--- BEGIN ---
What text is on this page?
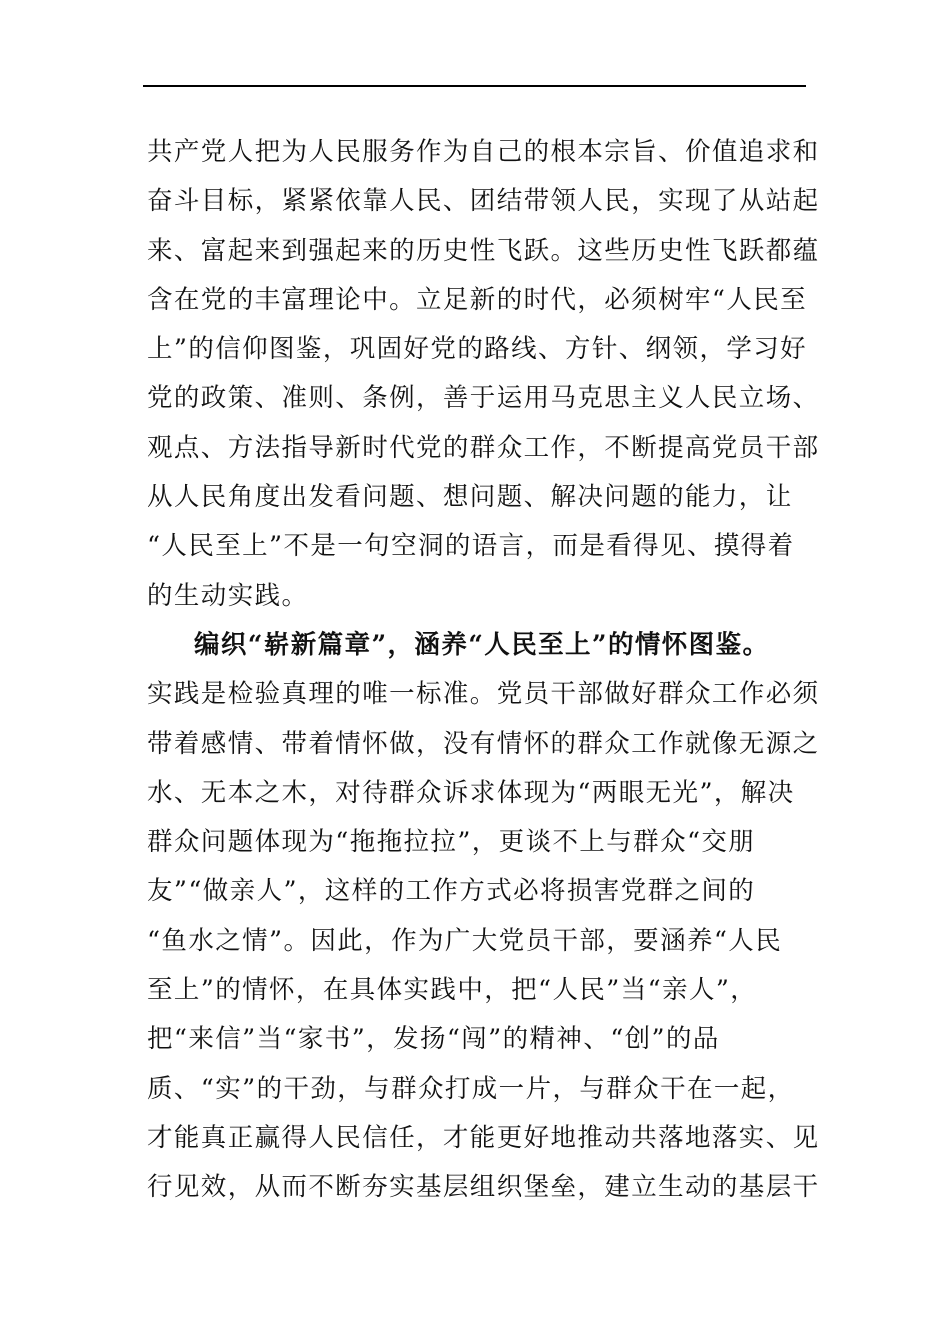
共产党人把为人民服务作为自己的根本宗旨、价值追求和
奋斗目标，紧紧依靠人民、团结带领人民，实现了从站起
来、富起来到强起来的历史性飞跃。这些历史性飞跃都蕴
含在党的丰富理论中。立足新的时代，必须树牢“人民至
上”的信仰图鉴，巩固好党的路线、方针、纲领，学习好
党的政策、准则、条例，善于运用马克思主义人民立场、
观点、方法指导新时代党的群众工作，不断提高党员干部
从人民角度出发看问题、想问题、解决问题的能力，让
“人民至上”不是一句空洞的语言，而是看得见、摸得着
的生动实践。
编织“崭新篇章”，涵养“人民至上”的情怀图鉴。
实践是检验真理的唯一标准。党员干部做好群众工作必须
带着感情、带着情怀做，没有情怀的群众工作就像无源之
水、无本之木，对待群众诉求体现为“两眼无光”，解决
群众问题体现为“拖拖拉拉”，更谈不上与群众“交朋
友”“做亲人”，这样的工作方式必将损害党群之间的
“鱼水之情”。因此，作为广大党员干部，要涵养“人民
至上”的情怀，在具体实践中，把“人民”当“亲人”，
把“来信”当“家书”，发扬“闯”的精神、“创”的品
质、“实”的干劲，与群众打成一片，与群众干在一起，
才能真正赢得人民信任，才能更好地推动共落地落实、见
行见效，从而不断夯实基层组织堡垒，建立生动的基层干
--- END ---
Set down the complete material exactly, but do not include the images.

What text is on this page?
共产党人把为人民服务作为自己的根本宗旨、价值追求和
奋斗目标，紧紧依靠人民、团结带领人民，实现了从站起
来、富起来到强起来的历史性飞跃。这些历史性飞跃都蕴
含在党的丰富理论中。立足新的时代，必须树牢“人民至
上”的信仰图鉴，巩固好党的路线、方针、纲领，学习好
党的政策、准则、条例，善于运用马克思主义人民立场、
观点、方法指导新时代党的群众工作，不断提高党员干部
从人民角度出发看问题、想问题、解决问题的能力，让
“人民至上”不是一句空洞的语言，而是看得见、摸得着
的生动实践。
编织“崭新篇章”，涵养“人民至上”的情怀图鉴。
实践是检验真理的唯一标准。党员干部做好群众工作必须
带着感情、带着情怀做，没有情怀的群众工作就像无源之
水、无本之木，对待群众诉求体现为“两眼无光”，解决
群众问题体现为“拖拖拉拉”，更谈不上与群众“交朋
友”“做亲人”，这样的工作方式必将损害党群之间的
“鱼水之情”。因此，作为广大党员干部，要涵养“人民
至上”的情怀，在具体实践中，把“人民”当“亲人”，
把“来信”当“家书”，发扬“闯”的精神、“创”的品
质、“实”的干劲，与群众打成一片，与群众干在一起，
才能真正赢得人民信任，才能更好地推动共落地落实、见
行见效，从而不断夯实基层组织堡垒，建立生动的基层干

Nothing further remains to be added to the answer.